---------- Record excerpts

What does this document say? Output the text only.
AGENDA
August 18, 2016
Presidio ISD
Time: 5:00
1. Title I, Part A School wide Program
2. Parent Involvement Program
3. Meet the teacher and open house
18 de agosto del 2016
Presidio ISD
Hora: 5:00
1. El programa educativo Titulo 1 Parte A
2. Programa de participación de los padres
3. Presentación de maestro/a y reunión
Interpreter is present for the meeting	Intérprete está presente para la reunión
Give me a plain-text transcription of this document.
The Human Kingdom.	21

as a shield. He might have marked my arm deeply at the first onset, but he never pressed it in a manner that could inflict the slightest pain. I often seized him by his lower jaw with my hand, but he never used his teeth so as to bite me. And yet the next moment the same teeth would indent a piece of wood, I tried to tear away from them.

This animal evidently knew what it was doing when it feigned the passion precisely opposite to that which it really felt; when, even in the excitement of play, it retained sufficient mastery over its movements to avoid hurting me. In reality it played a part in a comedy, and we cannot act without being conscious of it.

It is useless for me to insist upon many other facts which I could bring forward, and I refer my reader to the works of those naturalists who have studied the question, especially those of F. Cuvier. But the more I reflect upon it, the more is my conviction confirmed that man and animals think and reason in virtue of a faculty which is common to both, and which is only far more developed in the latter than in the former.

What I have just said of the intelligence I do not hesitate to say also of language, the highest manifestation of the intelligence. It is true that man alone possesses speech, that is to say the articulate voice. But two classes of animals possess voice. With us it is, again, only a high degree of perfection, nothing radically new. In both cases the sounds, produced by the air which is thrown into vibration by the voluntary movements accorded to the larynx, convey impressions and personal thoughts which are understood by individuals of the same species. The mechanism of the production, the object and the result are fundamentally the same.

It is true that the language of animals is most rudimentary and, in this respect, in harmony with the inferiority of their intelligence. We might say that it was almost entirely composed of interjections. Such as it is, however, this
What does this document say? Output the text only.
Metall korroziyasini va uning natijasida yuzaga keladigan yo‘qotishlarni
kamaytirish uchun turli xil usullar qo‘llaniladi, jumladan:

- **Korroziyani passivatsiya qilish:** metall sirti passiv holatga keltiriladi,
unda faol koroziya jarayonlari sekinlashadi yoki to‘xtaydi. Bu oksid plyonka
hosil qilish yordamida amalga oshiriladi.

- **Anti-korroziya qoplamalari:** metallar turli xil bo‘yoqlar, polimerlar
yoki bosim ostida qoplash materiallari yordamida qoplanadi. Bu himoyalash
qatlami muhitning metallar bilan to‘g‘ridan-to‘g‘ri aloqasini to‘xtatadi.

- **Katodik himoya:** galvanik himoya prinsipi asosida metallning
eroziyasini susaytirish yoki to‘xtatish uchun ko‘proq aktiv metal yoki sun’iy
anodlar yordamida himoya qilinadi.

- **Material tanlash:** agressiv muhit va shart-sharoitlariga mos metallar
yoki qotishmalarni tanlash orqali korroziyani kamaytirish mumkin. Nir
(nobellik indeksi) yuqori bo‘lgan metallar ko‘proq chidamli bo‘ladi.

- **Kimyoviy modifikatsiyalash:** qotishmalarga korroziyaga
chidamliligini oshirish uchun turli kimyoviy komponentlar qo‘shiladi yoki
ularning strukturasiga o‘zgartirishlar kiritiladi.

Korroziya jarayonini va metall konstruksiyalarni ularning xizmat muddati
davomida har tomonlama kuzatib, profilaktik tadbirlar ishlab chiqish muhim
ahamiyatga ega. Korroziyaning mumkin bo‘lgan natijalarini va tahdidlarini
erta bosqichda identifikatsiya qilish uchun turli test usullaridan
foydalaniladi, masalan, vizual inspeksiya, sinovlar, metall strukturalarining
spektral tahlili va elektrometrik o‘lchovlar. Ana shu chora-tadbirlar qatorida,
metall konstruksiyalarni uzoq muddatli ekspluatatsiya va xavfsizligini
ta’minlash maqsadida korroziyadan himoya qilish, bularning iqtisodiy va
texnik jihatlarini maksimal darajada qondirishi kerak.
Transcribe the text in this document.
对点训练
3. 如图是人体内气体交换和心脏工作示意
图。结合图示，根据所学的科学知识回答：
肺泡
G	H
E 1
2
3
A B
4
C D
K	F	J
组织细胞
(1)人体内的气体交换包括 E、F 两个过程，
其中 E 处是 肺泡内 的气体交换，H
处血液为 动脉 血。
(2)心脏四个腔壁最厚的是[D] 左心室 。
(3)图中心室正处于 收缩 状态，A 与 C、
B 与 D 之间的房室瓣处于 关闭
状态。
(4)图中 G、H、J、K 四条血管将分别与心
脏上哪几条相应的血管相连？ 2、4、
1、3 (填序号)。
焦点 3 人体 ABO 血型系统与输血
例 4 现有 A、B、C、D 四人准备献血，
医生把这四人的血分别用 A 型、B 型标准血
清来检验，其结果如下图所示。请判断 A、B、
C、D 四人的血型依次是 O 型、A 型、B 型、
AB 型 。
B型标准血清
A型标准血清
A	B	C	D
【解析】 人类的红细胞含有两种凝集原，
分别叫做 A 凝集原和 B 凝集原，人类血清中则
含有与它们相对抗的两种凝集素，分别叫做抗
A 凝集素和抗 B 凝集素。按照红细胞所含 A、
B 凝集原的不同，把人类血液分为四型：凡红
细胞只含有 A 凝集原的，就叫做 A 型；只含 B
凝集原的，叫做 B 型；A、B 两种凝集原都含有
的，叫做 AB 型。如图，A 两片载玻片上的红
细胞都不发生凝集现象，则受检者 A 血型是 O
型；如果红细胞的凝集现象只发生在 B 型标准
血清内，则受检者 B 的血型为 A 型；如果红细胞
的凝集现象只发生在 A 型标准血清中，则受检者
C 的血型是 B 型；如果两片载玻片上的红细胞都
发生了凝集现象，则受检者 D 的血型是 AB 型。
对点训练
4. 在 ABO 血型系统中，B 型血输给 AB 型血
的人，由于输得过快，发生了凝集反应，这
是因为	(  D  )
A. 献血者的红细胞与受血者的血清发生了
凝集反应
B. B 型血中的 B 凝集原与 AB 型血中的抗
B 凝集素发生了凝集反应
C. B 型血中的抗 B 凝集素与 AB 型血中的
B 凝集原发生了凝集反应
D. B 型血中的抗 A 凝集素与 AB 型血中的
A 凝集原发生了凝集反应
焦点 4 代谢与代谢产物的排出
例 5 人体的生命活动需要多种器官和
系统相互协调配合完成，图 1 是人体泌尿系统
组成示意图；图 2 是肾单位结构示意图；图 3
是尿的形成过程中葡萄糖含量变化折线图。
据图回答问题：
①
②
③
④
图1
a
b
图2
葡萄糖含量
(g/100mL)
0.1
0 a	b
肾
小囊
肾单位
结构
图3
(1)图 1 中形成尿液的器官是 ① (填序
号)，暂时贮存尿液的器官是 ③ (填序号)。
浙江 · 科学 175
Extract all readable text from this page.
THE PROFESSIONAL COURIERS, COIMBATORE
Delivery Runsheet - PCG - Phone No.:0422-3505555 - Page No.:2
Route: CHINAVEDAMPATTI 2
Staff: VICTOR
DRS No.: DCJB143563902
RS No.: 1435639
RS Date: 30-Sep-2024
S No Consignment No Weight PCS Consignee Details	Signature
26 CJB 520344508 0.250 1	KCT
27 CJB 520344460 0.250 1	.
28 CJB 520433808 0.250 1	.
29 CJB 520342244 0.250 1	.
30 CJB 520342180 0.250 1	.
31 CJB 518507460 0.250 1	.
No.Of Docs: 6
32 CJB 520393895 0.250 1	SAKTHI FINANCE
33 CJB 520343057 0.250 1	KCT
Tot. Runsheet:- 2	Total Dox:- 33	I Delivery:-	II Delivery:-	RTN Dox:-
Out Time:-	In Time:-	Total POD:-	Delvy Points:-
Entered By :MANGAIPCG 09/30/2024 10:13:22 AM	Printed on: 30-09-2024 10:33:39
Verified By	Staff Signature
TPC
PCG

--------------------

● What to produce
In the records, locate each line holding the string "mumkin" and copy it.

● Finished task
yoki qotishmalarni tanlash orqali korroziyani kamaytirish mumkin. Nir
ahamiyatga ega. Korroziyaning mumkin bo‘lgan natijalarini va tahdidlarini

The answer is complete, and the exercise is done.